--- start of DATA ROWS ---
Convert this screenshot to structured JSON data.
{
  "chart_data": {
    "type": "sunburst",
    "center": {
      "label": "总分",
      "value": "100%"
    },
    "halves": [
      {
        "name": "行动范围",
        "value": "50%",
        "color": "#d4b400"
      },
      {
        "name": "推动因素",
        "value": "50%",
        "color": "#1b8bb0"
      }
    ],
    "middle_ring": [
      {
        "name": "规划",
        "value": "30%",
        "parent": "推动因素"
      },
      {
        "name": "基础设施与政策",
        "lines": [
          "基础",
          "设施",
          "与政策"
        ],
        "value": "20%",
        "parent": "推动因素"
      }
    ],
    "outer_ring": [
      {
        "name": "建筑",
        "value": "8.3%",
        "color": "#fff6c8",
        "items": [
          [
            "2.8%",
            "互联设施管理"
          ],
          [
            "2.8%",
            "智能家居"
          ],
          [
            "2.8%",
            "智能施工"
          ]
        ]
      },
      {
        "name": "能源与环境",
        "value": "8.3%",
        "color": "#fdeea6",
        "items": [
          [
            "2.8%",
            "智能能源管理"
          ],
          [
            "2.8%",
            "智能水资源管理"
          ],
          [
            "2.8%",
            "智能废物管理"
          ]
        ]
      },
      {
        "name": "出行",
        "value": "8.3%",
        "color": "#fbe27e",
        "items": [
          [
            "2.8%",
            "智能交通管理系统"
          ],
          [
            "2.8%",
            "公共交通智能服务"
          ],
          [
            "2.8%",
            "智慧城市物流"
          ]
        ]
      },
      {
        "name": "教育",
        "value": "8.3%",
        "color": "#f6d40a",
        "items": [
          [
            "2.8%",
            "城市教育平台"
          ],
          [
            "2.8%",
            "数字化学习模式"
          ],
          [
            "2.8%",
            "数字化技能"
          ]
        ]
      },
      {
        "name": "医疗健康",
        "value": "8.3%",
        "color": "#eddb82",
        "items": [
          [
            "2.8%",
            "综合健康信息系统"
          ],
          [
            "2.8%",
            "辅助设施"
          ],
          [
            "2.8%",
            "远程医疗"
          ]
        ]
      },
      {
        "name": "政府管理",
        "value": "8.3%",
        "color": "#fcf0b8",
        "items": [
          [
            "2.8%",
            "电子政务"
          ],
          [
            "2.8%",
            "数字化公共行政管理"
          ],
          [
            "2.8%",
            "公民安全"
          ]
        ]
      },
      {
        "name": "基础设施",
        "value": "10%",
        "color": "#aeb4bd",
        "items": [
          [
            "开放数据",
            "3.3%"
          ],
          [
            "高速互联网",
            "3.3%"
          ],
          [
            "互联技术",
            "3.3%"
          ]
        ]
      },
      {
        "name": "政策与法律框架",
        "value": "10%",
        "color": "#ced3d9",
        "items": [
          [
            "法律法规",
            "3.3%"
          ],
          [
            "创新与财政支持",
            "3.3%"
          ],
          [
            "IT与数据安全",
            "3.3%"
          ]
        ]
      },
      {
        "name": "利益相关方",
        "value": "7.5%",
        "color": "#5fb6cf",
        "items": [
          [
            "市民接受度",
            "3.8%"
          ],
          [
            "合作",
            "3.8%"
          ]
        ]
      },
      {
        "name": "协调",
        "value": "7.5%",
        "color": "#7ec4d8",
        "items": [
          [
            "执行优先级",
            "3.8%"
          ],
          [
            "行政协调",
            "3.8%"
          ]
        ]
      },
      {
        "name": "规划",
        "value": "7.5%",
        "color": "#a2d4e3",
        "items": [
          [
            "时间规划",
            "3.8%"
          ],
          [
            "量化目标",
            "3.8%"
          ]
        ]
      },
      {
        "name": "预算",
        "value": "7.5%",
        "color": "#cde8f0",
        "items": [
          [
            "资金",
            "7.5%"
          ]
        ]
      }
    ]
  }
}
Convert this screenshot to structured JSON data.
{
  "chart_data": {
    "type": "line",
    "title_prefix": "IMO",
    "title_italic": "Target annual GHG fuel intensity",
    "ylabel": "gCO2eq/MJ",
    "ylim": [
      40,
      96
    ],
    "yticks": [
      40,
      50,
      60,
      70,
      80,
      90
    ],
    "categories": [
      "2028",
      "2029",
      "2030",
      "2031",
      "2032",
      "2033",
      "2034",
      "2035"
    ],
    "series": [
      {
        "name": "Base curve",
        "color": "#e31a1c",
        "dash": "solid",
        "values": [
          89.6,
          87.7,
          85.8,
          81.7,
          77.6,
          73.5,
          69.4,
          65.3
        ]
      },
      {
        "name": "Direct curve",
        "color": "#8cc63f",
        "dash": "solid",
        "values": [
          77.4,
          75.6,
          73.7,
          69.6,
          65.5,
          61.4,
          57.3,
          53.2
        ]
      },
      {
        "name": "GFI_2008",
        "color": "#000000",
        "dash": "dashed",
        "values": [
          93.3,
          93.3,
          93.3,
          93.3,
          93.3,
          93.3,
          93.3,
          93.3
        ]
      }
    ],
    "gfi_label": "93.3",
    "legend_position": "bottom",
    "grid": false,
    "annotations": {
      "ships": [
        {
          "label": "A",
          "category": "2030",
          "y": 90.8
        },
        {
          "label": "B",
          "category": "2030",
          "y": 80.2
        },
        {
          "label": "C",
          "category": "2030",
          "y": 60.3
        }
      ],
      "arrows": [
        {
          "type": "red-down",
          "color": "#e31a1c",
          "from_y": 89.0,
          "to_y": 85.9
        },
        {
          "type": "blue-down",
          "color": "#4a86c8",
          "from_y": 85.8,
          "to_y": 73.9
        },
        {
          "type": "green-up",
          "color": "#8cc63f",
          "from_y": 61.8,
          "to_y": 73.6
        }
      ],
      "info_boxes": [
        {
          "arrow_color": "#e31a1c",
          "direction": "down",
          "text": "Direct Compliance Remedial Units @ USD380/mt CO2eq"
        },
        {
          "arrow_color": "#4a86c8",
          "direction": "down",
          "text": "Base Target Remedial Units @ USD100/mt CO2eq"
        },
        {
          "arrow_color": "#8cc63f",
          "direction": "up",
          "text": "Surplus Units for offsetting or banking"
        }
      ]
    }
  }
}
--- end of DATA ROWS ---
- TASK -
Search the entries for "Target" and copy out each line that has it.

- ANSWER FOR THIS EXERCISE -
    "title_italic": "Target annual GHG fuel intensity",
          "text": "Base Target Remedial Units @ USD100/mt CO2eq"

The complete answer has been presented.